▸ **REQUIRED WORK**: What follows is a listing; give it again exactly, in its entirety.

Entries taken from a collection
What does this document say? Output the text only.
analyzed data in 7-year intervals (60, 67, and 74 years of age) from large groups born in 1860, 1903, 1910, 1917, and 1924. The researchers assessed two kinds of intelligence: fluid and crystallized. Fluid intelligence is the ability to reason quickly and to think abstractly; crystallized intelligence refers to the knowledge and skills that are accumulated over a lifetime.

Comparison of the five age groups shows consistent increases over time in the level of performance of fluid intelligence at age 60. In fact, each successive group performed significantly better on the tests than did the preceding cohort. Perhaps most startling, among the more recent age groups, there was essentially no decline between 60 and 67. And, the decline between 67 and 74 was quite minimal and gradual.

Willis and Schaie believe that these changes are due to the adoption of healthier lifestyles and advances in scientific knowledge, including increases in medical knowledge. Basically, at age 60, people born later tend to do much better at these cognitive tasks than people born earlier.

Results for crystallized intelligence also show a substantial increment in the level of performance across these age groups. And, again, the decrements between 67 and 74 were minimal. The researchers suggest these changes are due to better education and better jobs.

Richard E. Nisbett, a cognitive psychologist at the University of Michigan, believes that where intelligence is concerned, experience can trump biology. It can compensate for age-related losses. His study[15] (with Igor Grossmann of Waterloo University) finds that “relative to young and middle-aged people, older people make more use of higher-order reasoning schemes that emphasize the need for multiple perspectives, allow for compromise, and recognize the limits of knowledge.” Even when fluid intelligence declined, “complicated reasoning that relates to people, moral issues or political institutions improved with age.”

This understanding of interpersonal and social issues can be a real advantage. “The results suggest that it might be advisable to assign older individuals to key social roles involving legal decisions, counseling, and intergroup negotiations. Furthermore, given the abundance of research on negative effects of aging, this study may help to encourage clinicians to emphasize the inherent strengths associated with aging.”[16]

▸ **COMPLETE RESPONSE**:
What does this document say? Output the text only.
analyzed data in 7-year intervals (60, 67, and 74 years of age) from large groups born in 1860, 1903, 1910, 1917, and 1924. The researchers assessed two kinds of intelligence: fluid and crystallized. Fluid intelligence is the ability to reason quickly and to think abstractly; crystallized intelligence refers to the knowledge and skills that are accumulated over a lifetime.

Comparison of the five age groups shows consistent increases over time in the level of performance of fluid intelligence at age 60. In fact, each successive group performed significantly better on the tests than did the preceding cohort. Perhaps most startling, among the more recent age groups, there was essentially no decline between 60 and 67. And, the decline between 67 and 74 was quite minimal and gradual.

Willis and Schaie believe that these changes are due to the adoption of healthier lifestyles and advances in scientific knowledge, including increases in medical knowledge. Basically, at age 60, people born later tend to do much better at these cognitive tasks than people born earlier.

Results for crystallized intelligence also show a substantial increment in the level of performance across these age groups. And, again, the decrements between 67 and 74 were minimal. The researchers suggest these changes are due to better education and better jobs.

Richard E. Nisbett, a cognitive psychologist at the University of Michigan, believes that where intelligence is concerned, experience can trump biology. It can compensate for age-related losses. His study[15] (with Igor Grossmann of Waterloo University) finds that “relative to young and middle-aged people, older people make more use of higher-order reasoning schemes that emphasize the need for multiple perspectives, allow for compromise, and recognize the limits of knowledge.” Even when fluid intelligence declined, “complicated reasoning that relates to people, moral issues or political institutions improved with age.”

This understanding of interpersonal and social issues can be a real advantage. “The results suggest that it might be advisable to assign older individuals to key social roles involving legal decisions, counseling, and intergroup negotiations. Furthermore, given the abundance of research on negative effects of aging, this study may help to encourage clinicians to emphasize the inherent strengths associated with aging.”[16]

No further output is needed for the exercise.